◆ **Task to complete**: Pictures do not belong in the copy; restate the records below word for word.
-- Start Task material --
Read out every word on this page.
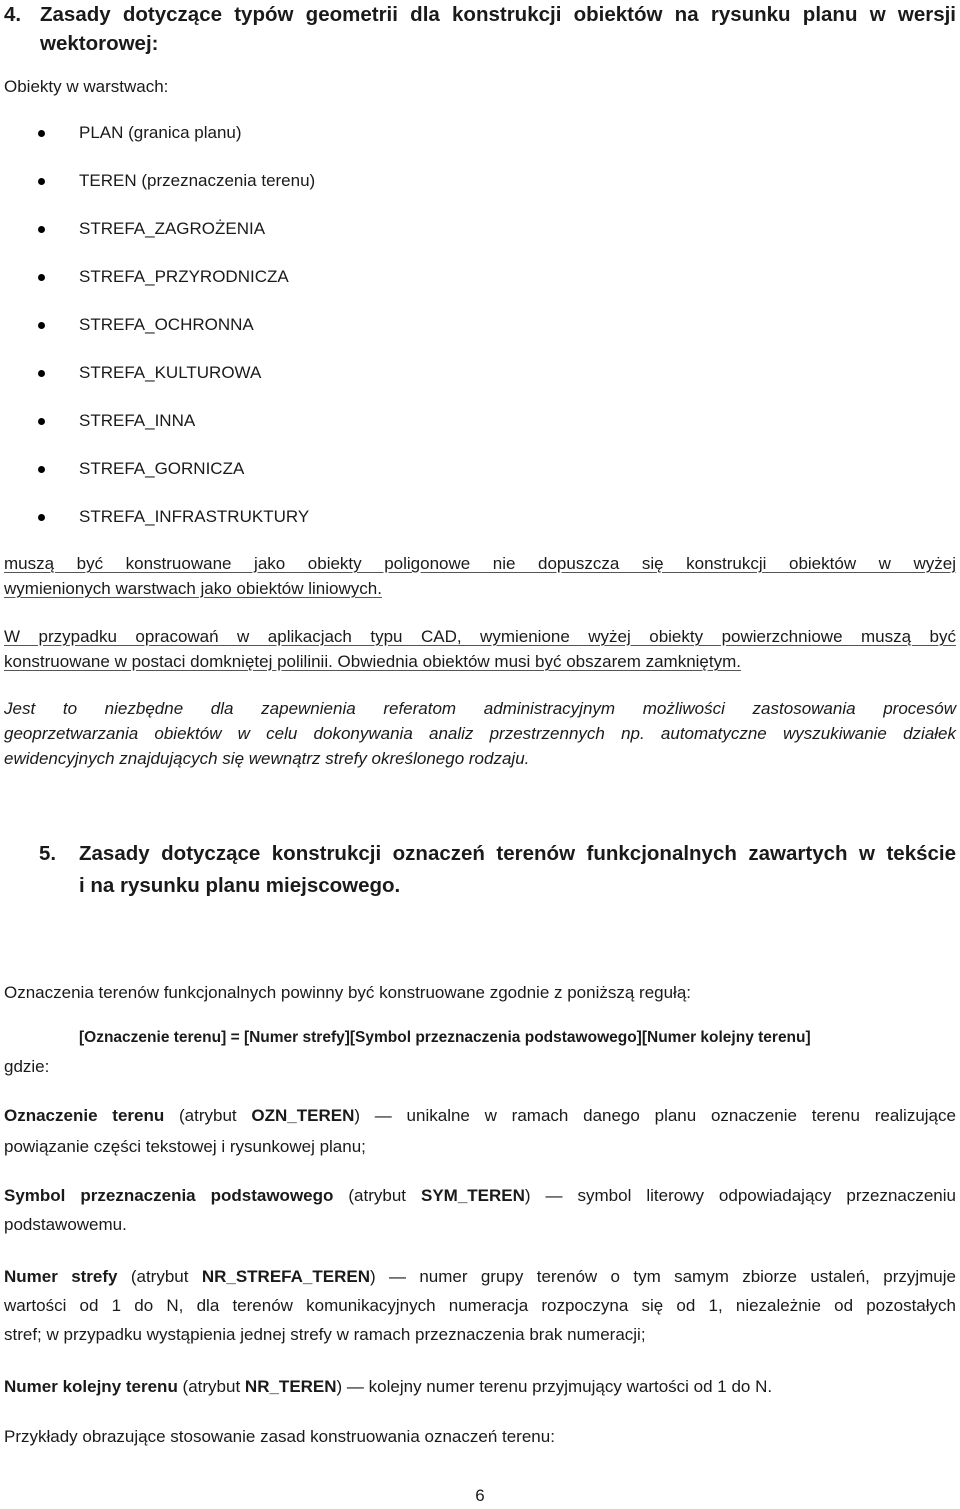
4. Zasady dotyczące typów geometrii dla konstrukcji obiektów na rysunku planu w wersji
wektorowej:
Obiekty w warstwach:
PLAN (granica planu)
TEREN (przeznaczenia terenu)
STREFA_ZAGROŻENIA
STREFA_PRZYRODNICZA
STREFA_OCHRONNA
STREFA_KULTUROWA
STREFA_INNA
STREFA_GORNICZA
STREFA_INFRASTRUKTURY
muszą być konstruowane jako obiekty poligonowe nie dopuszcza się konstrukcji obiektów w wyżej
wymienionych warstwach jako obiektów liniowych.
W przypadku opracowań w aplikacjach typu CAD, wymienione wyżej obiekty powierzchniowe muszą być
konstruowane w postaci domkniętej polilinii. Obwiednia obiektów musi być obszarem zamkniętym.
Jest to niezbędne dla zapewnienia referatom administracyjnym możliwości zastosowania procesów
geoprzetwarzania obiektów w celu dokonywania analiz przestrzennych np. automatyczne wyszukiwanie działek
ewidencyjnych znajdujących się wewnątrz strefy określonego rodzaju.
5. Zasady dotyczące konstrukcji oznaczeń terenów funkcjonalnych zawartych w tekście
i na rysunku planu miejscowego.
Oznaczenia terenów funkcjonalnych powinny być konstruowane zgodnie z poniższą regułą:
[Oznaczenie terenu] = [Numer strefy][Symbol przeznaczenia podstawowego][Numer kolejny terenu]
gdzie:
Oznaczenie terenu (atrybut OZN_TEREN) — unikalne w ramach danego planu oznaczenie terenu realizujące
powiązanie części tekstowej i rysunkowej planu;
Symbol przeznaczenia podstawowego (atrybut SYM_TEREN) — symbol literowy odpowiadający przeznaczeniu
podstawowemu.
Numer strefy (atrybut NR_STREFA_TEREN) — numer grupy terenów o tym samym zbiorze ustaleń, przyjmuje
wartości od 1 do N, dla terenów komunikacyjnych numeracja rozpoczyna się od 1, niezależnie od pozostałych
stref; w przypadku wystąpienia jednej strefy w ramach przeznaczenia brak numeracji;
Numer kolejny terenu (atrybut NR_TEREN) — kolejny numer terenu przyjmujący wartości od 1 do N.
Przykłady obrazujące stosowanie zasad konstruowania oznaczeń terenu:
6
-- End Task material --
◆ **Answer**:
Read out every word on this page.
4. Zasady dotyczące typów geometrii dla konstrukcji obiektów na rysunku planu w wersji
wektorowej:
Obiekty w warstwach:
PLAN (granica planu)
TEREN (przeznaczenia terenu)
STREFA_ZAGROŻENIA
STREFA_PRZYRODNICZA
STREFA_OCHRONNA
STREFA_KULTUROWA
STREFA_INNA
STREFA_GORNICZA
STREFA_INFRASTRUKTURY
muszą być konstruowane jako obiekty poligonowe nie dopuszcza się konstrukcji obiektów w wyżej
wymienionych warstwach jako obiektów liniowych.
W przypadku opracowań w aplikacjach typu CAD, wymienione wyżej obiekty powierzchniowe muszą być
konstruowane w postaci domkniętej polilinii. Obwiednia obiektów musi być obszarem zamkniętym.
Jest to niezbędne dla zapewnienia referatom administracyjnym możliwości zastosowania procesów
geoprzetwarzania obiektów w celu dokonywania analiz przestrzennych np. automatyczne wyszukiwanie działek
ewidencyjnych znajdujących się wewnątrz strefy określonego rodzaju.
5. Zasady dotyczące konstrukcji oznaczeń terenów funkcjonalnych zawartych w tekście
i na rysunku planu miejscowego.
Oznaczenia terenów funkcjonalnych powinny być konstruowane zgodnie z poniższą regułą:
[Oznaczenie terenu] = [Numer strefy][Symbol przeznaczenia podstawowego][Numer kolejny terenu]
gdzie:
Oznaczenie terenu (atrybut OZN_TEREN) — unikalne w ramach danego planu oznaczenie terenu realizujące
powiązanie części tekstowej i rysunkowej planu;
Symbol przeznaczenia podstawowego (atrybut SYM_TEREN) — symbol literowy odpowiadający przeznaczeniu
podstawowemu.
Numer strefy (atrybut NR_STREFA_TEREN) — numer grupy terenów o tym samym zbiorze ustaleń, przyjmuje
wartości od 1 do N, dla terenów komunikacyjnych numeracja rozpoczyna się od 1, niezależnie od pozostałych
stref; w przypadku wystąpienia jednej strefy w ramach przeznaczenia brak numeracji;
Numer kolejny terenu (atrybut NR_TEREN) — kolejny numer terenu przyjmujący wartości od 1 do N.
Przykłady obrazujące stosowanie zasad konstruowania oznaczeń terenu:
6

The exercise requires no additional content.